- Task description -
Retype the material that follows, keeping every word as it is.

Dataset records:

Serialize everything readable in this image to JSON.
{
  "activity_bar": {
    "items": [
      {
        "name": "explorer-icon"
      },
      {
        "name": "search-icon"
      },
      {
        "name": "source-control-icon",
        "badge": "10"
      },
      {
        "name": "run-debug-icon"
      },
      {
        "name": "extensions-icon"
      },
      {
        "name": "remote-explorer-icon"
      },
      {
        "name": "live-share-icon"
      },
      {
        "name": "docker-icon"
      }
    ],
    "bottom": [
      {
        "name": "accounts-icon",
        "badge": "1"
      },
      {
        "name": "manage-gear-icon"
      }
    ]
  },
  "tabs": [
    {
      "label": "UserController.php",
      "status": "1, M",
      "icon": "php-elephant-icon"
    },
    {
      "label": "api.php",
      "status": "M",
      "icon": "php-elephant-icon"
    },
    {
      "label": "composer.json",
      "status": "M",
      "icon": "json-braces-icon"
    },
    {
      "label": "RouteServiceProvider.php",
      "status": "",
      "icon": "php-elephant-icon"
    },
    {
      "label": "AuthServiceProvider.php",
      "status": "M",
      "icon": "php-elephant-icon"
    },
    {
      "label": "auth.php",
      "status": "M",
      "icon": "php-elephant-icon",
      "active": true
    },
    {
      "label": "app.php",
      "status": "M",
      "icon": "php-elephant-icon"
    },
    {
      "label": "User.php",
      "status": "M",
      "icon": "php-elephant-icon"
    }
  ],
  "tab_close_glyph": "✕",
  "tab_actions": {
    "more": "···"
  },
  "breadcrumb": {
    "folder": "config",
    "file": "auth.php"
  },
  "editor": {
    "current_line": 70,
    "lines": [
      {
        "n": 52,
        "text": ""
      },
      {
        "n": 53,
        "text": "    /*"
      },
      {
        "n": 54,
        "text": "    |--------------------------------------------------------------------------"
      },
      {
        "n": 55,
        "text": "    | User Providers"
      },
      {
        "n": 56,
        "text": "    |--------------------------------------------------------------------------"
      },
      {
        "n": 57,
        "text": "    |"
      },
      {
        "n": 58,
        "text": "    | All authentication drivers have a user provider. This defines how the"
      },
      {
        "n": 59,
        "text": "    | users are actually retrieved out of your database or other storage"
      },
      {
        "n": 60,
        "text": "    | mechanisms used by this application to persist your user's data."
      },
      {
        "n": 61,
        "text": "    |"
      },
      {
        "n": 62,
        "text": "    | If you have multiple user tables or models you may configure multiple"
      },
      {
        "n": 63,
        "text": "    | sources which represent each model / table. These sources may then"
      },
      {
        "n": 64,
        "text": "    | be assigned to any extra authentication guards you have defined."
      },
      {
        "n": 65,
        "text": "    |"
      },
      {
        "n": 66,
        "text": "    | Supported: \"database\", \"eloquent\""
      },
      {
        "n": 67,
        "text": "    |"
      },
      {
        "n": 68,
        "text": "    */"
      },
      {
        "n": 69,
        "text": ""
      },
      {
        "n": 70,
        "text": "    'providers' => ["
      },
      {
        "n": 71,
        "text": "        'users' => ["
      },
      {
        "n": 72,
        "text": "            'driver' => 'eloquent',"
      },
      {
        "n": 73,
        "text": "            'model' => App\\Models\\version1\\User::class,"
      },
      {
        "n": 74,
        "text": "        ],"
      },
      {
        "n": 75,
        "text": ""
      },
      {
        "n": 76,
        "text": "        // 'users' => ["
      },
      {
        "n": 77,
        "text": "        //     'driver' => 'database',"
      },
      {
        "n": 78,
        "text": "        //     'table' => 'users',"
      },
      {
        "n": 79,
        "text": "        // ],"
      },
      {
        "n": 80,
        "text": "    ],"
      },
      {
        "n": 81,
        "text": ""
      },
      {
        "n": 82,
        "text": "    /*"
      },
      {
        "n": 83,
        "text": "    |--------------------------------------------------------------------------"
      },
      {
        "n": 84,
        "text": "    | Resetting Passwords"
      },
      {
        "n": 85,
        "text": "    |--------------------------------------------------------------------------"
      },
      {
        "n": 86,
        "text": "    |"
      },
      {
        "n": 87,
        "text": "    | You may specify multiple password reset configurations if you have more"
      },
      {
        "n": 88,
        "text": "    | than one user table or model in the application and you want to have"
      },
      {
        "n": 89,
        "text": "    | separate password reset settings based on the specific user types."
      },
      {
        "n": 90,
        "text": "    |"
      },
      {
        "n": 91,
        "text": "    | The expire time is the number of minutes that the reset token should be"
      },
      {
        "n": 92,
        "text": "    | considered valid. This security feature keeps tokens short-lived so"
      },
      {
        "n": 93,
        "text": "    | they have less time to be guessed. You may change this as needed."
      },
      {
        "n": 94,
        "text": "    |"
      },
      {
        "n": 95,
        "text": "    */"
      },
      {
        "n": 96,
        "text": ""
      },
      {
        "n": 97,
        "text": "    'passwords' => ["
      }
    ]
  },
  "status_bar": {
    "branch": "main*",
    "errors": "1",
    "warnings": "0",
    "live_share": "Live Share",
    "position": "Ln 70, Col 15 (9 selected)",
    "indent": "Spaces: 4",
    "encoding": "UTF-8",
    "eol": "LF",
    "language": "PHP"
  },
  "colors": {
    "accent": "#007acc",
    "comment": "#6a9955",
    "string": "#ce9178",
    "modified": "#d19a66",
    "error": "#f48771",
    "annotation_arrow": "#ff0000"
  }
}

- Result -
Serialize everything readable in this image to JSON.
{
  "activity_bar": {
    "items": [
      {
        "name": "explorer-icon"
      },
      {
        "name": "search-icon"
      },
      {
        "name": "source-control-icon",
        "badge": "10"
      },
      {
        "name": "run-debug-icon"
      },
      {
        "name": "extensions-icon"
      },
      {
        "name": "remote-explorer-icon"
      },
      {
        "name": "live-share-icon"
      },
      {
        "name": "docker-icon"
      }
    ],
    "bottom": [
      {
        "name": "accounts-icon",
        "badge": "1"
      },
      {
        "name": "manage-gear-icon"
      }
    ]
  },
  "tabs": [
    {
      "label": "UserController.php",
      "status": "1, M",
      "icon": "php-elephant-icon"
    },
    {
      "label": "api.php",
      "status": "M",
      "icon": "php-elephant-icon"
    },
    {
      "label": "composer.json",
      "status": "M",
      "icon": "json-braces-icon"
    },
    {
      "label": "RouteServiceProvider.php",
      "status": "",
      "icon": "php-elephant-icon"
    },
    {
      "label": "AuthServiceProvider.php",
      "status": "M",
      "icon": "php-elephant-icon"
    },
    {
      "label": "auth.php",
      "status": "M",
      "icon": "php-elephant-icon",
      "active": true
    },
    {
      "label": "app.php",
      "status": "M",
      "icon": "php-elephant-icon"
    },
    {
      "label": "User.php",
      "status": "M",
      "icon": "php-elephant-icon"
    }
  ],
  "tab_close_glyph": "✕",
  "tab_actions": {
    "more": "···"
  },
  "breadcrumb": {
    "folder": "config",
    "file": "auth.php"
  },
  "editor": {
    "current_line": 70,
    "lines": [
      {
        "n": 52,
        "text": ""
      },
      {
        "n": 53,
        "text": "    /*"
      },
      {
        "n": 54,
        "text": "    |--------------------------------------------------------------------------"
      },
      {
        "n": 55,
        "text": "    | User Providers"
      },
      {
        "n": 56,
        "text": "    |--------------------------------------------------------------------------"
      },
      {
        "n": 57,
        "text": "    |"
      },
      {
        "n": 58,
        "text": "    | All authentication drivers have a user provider. This defines how the"
      },
      {
        "n": 59,
        "text": "    | users are actually retrieved out of your database or other storage"
      },
      {
        "n": 60,
        "text": "    | mechanisms used by this application to persist your user's data."
      },
      {
        "n": 61,
        "text": "    |"
      },
      {
        "n": 62,
        "text": "    | If you have multiple user tables or models you may configure multiple"
      },
      {
        "n": 63,
        "text": "    | sources which represent each model / table. These sources may then"
      },
      {
        "n": 64,
        "text": "    | be assigned to any extra authentication guards you have defined."
      },
      {
        "n": 65,
        "text": "    |"
      },
      {
        "n": 66,
        "text": "    | Supported: \"database\", \"eloquent\""
      },
      {
        "n": 67,
        "text": "    |"
      },
      {
        "n": 68,
        "text": "    */"
      },
      {
        "n": 69,
        "text": ""
      },
      {
        "n": 70,
        "text": "    'providers' => ["
      },
      {
        "n": 71,
        "text": "        'users' => ["
      },
      {
        "n": 72,
        "text": "            'driver' => 'eloquent',"
      },
      {
        "n": 73,
        "text": "            'model' => App\\Models\\version1\\User::class,"
      },
      {
        "n": 74,
        "text": "        ],"
      },
      {
        "n": 75,
        "text": ""
      },
      {
        "n": 76,
        "text": "        // 'users' => ["
      },
      {
        "n": 77,
        "text": "        //     'driver' => 'database',"
      },
      {
        "n": 78,
        "text": "        //     'table' => 'users',"
      },
      {
        "n": 79,
        "text": "        // ],"
      },
      {
        "n": 80,
        "text": "    ],"
      },
      {
        "n": 81,
        "text": ""
      },
      {
        "n": 82,
        "text": "    /*"
      },
      {
        "n": 83,
        "text": "    |--------------------------------------------------------------------------"
      },
      {
        "n": 84,
        "text": "    | Resetting Passwords"
      },
      {
        "n": 85,
        "text": "    |--------------------------------------------------------------------------"
      },
      {
        "n": 86,
        "text": "    |"
      },
      {
        "n": 87,
        "text": "    | You may specify multiple password reset configurations if you have more"
      },
      {
        "n": 88,
        "text": "    | than one user table or model in the application and you want to have"
      },
      {
        "n": 89,
        "text": "    | separate password reset settings based on the specific user types."
      },
      {
        "n": 90,
        "text": "    |"
      },
      {
        "n": 91,
        "text": "    | The expire time is the number of minutes that the reset token should be"
      },
      {
        "n": 92,
        "text": "    | considered valid. This security feature keeps tokens short-lived so"
      },
      {
        "n": 93,
        "text": "    | they have less time to be guessed. You may change this as needed."
      },
      {
        "n": 94,
        "text": "    |"
      },
      {
        "n": 95,
        "text": "    */"
      },
      {
        "n": 96,
        "text": ""
      },
      {
        "n": 97,
        "text": "    'passwords' => ["
      }
    ]
  },
  "status_bar": {
    "branch": "main*",
    "errors": "1",
    "warnings": "0",
    "live_share": "Live Share",
    "position": "Ln 70, Col 15 (9 selected)",
    "indent": "Spaces: 4",
    "encoding": "UTF-8",
    "eol": "LF",
    "language": "PHP"
  },
  "colors": {
    "accent": "#007acc",
    "comment": "#6a9955",
    "string": "#ce9178",
    "modified": "#d19a66",
    "error": "#f48771",
    "annotation_arrow": "#ff0000"
  }
}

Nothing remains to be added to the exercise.